= What to work on =
Return the records that follow unaltered. Omit every picture.

Extracts from a graphics dataset:
++++++

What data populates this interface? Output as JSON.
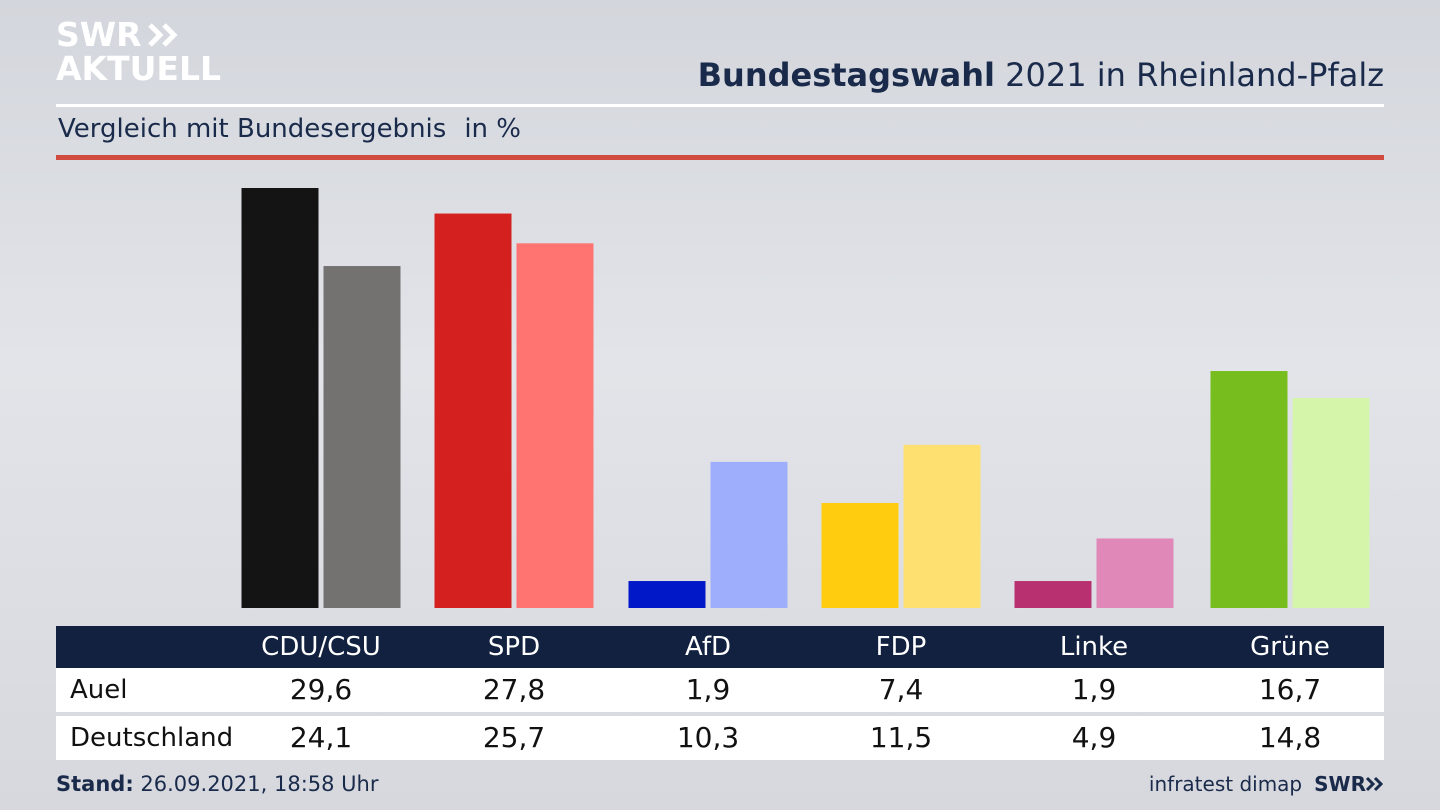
{
  "logo": {
    "line1": "SWR",
    "line2": "AKTUELL"
  },
  "title": {
    "bold": "Bundestagswahl",
    "rest": " 2021 in Rheinland-Pfalz"
  },
  "subtitle": {
    "text": "Vergleich mit Bundesergebnis",
    "unit": "in %"
  },
  "colors": {
    "header_bg": "#12213f",
    "accent_rule": "#d24b3f",
    "local": [
      "#141414",
      "#d52020",
      "#0018c8",
      "#ffcc10",
      "#b83070",
      "#78bd1e"
    ],
    "federal": [
      "#747270",
      "#ff7470",
      "#9eaefc",
      "#fde070",
      "#e088b8",
      "#d4f5aa"
    ]
  },
  "chart_data": {
    "type": "bar",
    "categories": [
      "CDU/CSU",
      "SPD",
      "AfD",
      "FDP",
      "Linke",
      "Grüne"
    ],
    "series": [
      {
        "name": "Auel",
        "values": [
          29.6,
          27.8,
          1.9,
          7.4,
          1.9,
          16.7
        ]
      },
      {
        "name": "Deutschland",
        "values": [
          24.1,
          25.7,
          10.3,
          11.5,
          4.9,
          14.8
        ]
      }
    ],
    "series_display": [
      [
        "29,6",
        "27,8",
        "1,9",
        "7,4",
        "1,9",
        "16,7"
      ],
      [
        "24,1",
        "25,7",
        "10,3",
        "11,5",
        "4,9",
        "14,8"
      ]
    ],
    "ylim": [
      0,
      29.6
    ],
    "grid": false,
    "legend": "none"
  },
  "table": {
    "headers": [
      "CDU/CSU",
      "SPD",
      "AfD",
      "FDP",
      "Linke",
      "Grüne"
    ],
    "rows": [
      {
        "label": "Auel",
        "values": [
          "29,6",
          "27,8",
          "1,9",
          "7,4",
          "1,9",
          "16,7"
        ]
      },
      {
        "label": "Deutschland",
        "values": [
          "24,1",
          "25,7",
          "10,3",
          "11,5",
          "4,9",
          "14,8"
        ]
      }
    ]
  },
  "footer": {
    "label": "Stand:",
    "value": " 26.09.2021, 18:58 Uhr"
  },
  "source": {
    "text": "infratest dimap",
    "brand": "SWR"
  }
}
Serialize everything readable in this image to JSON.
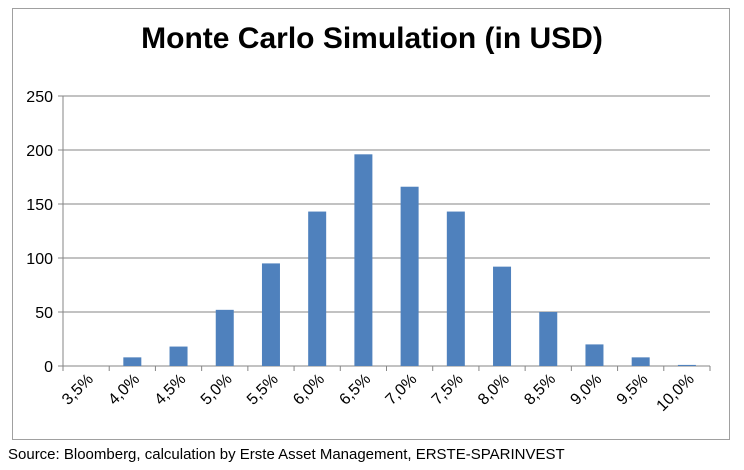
{
  "chart_data": {
    "type": "bar",
    "title": "Monte Carlo Simulation (in USD)",
    "xlabel": "",
    "ylabel": "",
    "ylim": [
      0,
      250
    ],
    "yticks": [
      0,
      50,
      100,
      150,
      200,
      250
    ],
    "grid": true,
    "legend": "none",
    "bar_color": "#4f81bd",
    "categories": [
      "3,5%",
      "4,0%",
      "4,5%",
      "5,0%",
      "5,5%",
      "6,0%",
      "6,5%",
      "7,0%",
      "7,5%",
      "8,0%",
      "8,5%",
      "9,0%",
      "9,5%",
      "10,0%"
    ],
    "values": [
      0,
      8,
      18,
      52,
      95,
      143,
      196,
      166,
      143,
      92,
      50,
      20,
      8,
      1
    ]
  },
  "footer": {
    "source": "Source: Bloomberg, calculation by Erste Asset Management, ERSTE-SPARINVEST"
  }
}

++++++

= Output for this exercise =
What data populates this interface? Output as JSON.
{
  "logo": {
    "line1": "SWR",
    "line2": "AKTUELL"
  },
  "title": {
    "bold": "Bundestagswahl",
    "rest": " 2021 in Rheinland-Pfalz"
  },
  "subtitle": {
    "text": "Vergleich mit Bundesergebnis",
    "unit": "in %"
  },
  "colors": {
    "header_bg": "#12213f",
    "accent_rule": "#d24b3f",
    "local": [
      "#141414",
      "#d52020",
      "#0018c8",
      "#ffcc10",
      "#b83070",
      "#78bd1e"
    ],
    "federal": [
      "#747270",
      "#ff7470",
      "#9eaefc",
      "#fde070",
      "#e088b8",
      "#d4f5aa"
    ]
  },
  "chart_data": {
    "type": "bar",
    "categories": [
      "CDU/CSU",
      "SPD",
      "AfD",
      "FDP",
      "Linke",
      "Grüne"
    ],
    "series": [
      {
        "name": "Auel",
        "values": [
          29.6,
          27.8,
          1.9,
          7.4,
          1.9,
          16.7
        ]
      },
      {
        "name": "Deutschland",
        "values": [
          24.1,
          25.7,
          10.3,
          11.5,
          4.9,
          14.8
        ]
      }
    ],
    "series_display": [
      [
        "29,6",
        "27,8",
        "1,9",
        "7,4",
        "1,9",
        "16,7"
      ],
      [
        "24,1",
        "25,7",
        "10,3",
        "11,5",
        "4,9",
        "14,8"
      ]
    ],
    "ylim": [
      0,
      29.6
    ],
    "grid": false,
    "legend": "none"
  },
  "table": {
    "headers": [
      "CDU/CSU",
      "SPD",
      "AfD",
      "FDP",
      "Linke",
      "Grüne"
    ],
    "rows": [
      {
        "label": "Auel",
        "values": [
          "29,6",
          "27,8",
          "1,9",
          "7,4",
          "1,9",
          "16,7"
        ]
      },
      {
        "label": "Deutschland",
        "values": [
          "24,1",
          "25,7",
          "10,3",
          "11,5",
          "4,9",
          "14,8"
        ]
      }
    ]
  },
  "footer": {
    "label": "Stand:",
    "value": " 26.09.2021, 18:58 Uhr"
  },
  "source": {
    "text": "infratest dimap",
    "brand": "SWR"
  }
}
Serialize everything readable in this image to JSON.
{
  "chart_data": {
    "type": "bar",
    "title": "Monte Carlo Simulation (in USD)",
    "xlabel": "",
    "ylabel": "",
    "ylim": [
      0,
      250
    ],
    "yticks": [
      0,
      50,
      100,
      150,
      200,
      250
    ],
    "grid": true,
    "legend": "none",
    "bar_color": "#4f81bd",
    "categories": [
      "3,5%",
      "4,0%",
      "4,5%",
      "5,0%",
      "5,5%",
      "6,0%",
      "6,5%",
      "7,0%",
      "7,5%",
      "8,0%",
      "8,5%",
      "9,0%",
      "9,5%",
      "10,0%"
    ],
    "values": [
      0,
      8,
      18,
      52,
      95,
      143,
      196,
      166,
      143,
      92,
      50,
      20,
      8,
      1
    ]
  },
  "footer": {
    "source": "Source: Bloomberg, calculation by Erste Asset Management, ERSTE-SPARINVEST"
  }
}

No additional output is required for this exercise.